** Start Given records **

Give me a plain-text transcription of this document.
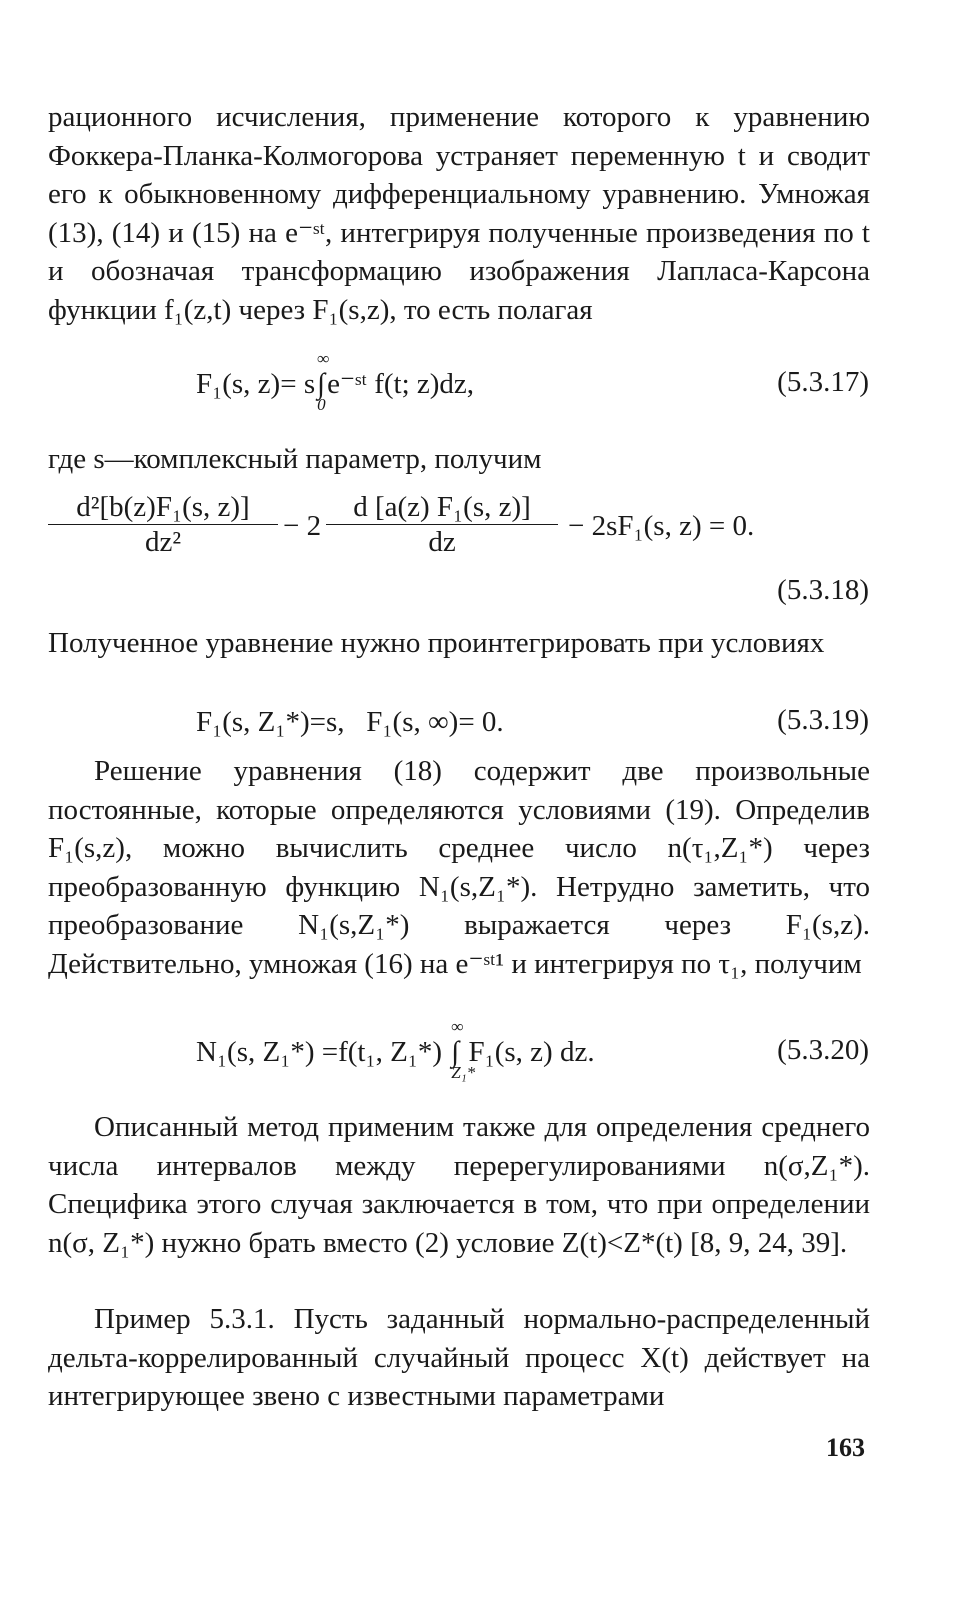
рационного исчисления, применение которого к уравнению Фоккера-Планка-Колмогорова устраняет переменную t и сводит его к обыкновенному дифференциальному уравнению. Умножая (13), (14) и (15) на e⁻ˢᵗ, интегрируя полученные произведения по t и обозначая трансформацию изображения Лапласа-Карсона функции f₁(z,t) через F₁(s,z), то есть полагая

F₁(s, z)= s
∞
∫
0
e⁻ˢᵗ f(t; z)dz,	(5.3.17)

где s—комплексный параметр, получим

d²[b(z)F₁(s, z)]
dz²	− 2
d [a(z) F₁(s, z)]
dz	− 2sF₁(s, z) = 0.
(5.3.18)

Полученное уравнение нужно проинтегрировать при условиях

F₁(s, Z₁*)=s,   F₁(s, ∞)= 0.	(5.3.19)

Решение уравнения (18) содержит две произвольные постоянные, которые определяются условиями (19). Определив F₁(s,z), можно вычислить среднее число n(τ₁,Z₁*) через преобразованную функцию N₁(s,Z₁*). Нетрудно заметить, что преобразование N₁(s,Z₁*) выражается через F₁(s,z). Действительно, умножая (16) на e⁻ˢᵗ¹ и интегрируя по τ₁, получим

N₁(s, Z₁*) =f(t₁, Z₁*)
∞
∫
Z₁*
F₁(s, z) dz.	(5.3.20)

Описанный метод применим также для определения среднего числа интервалов между перерегулированиями n(σ,Z₁*). Специфика этого случая заключается в том, что при определении n(σ, Z₁*) нужно брать вместо (2) условие Z(t)<Z*(t) [8, 9, 24, 39].

Пример 5.3.1. Пусть заданный нормально-распределенный дельта-коррелированный случайный процесс X(t) действует на интегрирующее звено с известными параметрами

163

** End Given records **

## Task to complete
Leave the pictures out, and transcribe each of the records exactly.

## Solution to this exercise
Give me a plain-text transcription of this document.
рационного исчисления, применение которого к уравнению Фоккера-Планка-Колмогорова устраняет переменную t и сводит его к обыкновенному дифференциальному уравнению. Умножая (13), (14) и (15) на e⁻ˢᵗ, интегрируя полученные произведения по t и обозначая трансформацию изображения Лапласа-Карсона функции f₁(z,t) через F₁(s,z), то есть полагая

F₁(s, z)= s
∞
∫
0
e⁻ˢᵗ f(t; z)dz,	(5.3.17)

где s—комплексный параметр, получим

d²[b(z)F₁(s, z)]
dz²	− 2
d [a(z) F₁(s, z)]
dz	− 2sF₁(s, z) = 0.
(5.3.18)

Полученное уравнение нужно проинтегрировать при условиях

F₁(s, Z₁*)=s,   F₁(s, ∞)= 0.	(5.3.19)

Решение уравнения (18) содержит две произвольные постоянные, которые определяются условиями (19). Определив F₁(s,z), можно вычислить среднее число n(τ₁,Z₁*) через преобразованную функцию N₁(s,Z₁*). Нетрудно заметить, что преобразование N₁(s,Z₁*) выражается через F₁(s,z). Действительно, умножая (16) на e⁻ˢᵗ¹ и интегрируя по τ₁, получим

N₁(s, Z₁*) =f(t₁, Z₁*)
∞
∫
Z₁*
F₁(s, z) dz.	(5.3.20)

Описанный метод применим также для определения среднего числа интервалов между перерегулированиями n(σ,Z₁*). Специфика этого случая заключается в том, что при определении n(σ, Z₁*) нужно брать вместо (2) условие Z(t)<Z*(t) [8, 9, 24, 39].

Пример 5.3.1. Пусть заданный нормально-распределенный дельта-коррелированный случайный процесс X(t) действует на интегрирующее звено с известными параметрами

163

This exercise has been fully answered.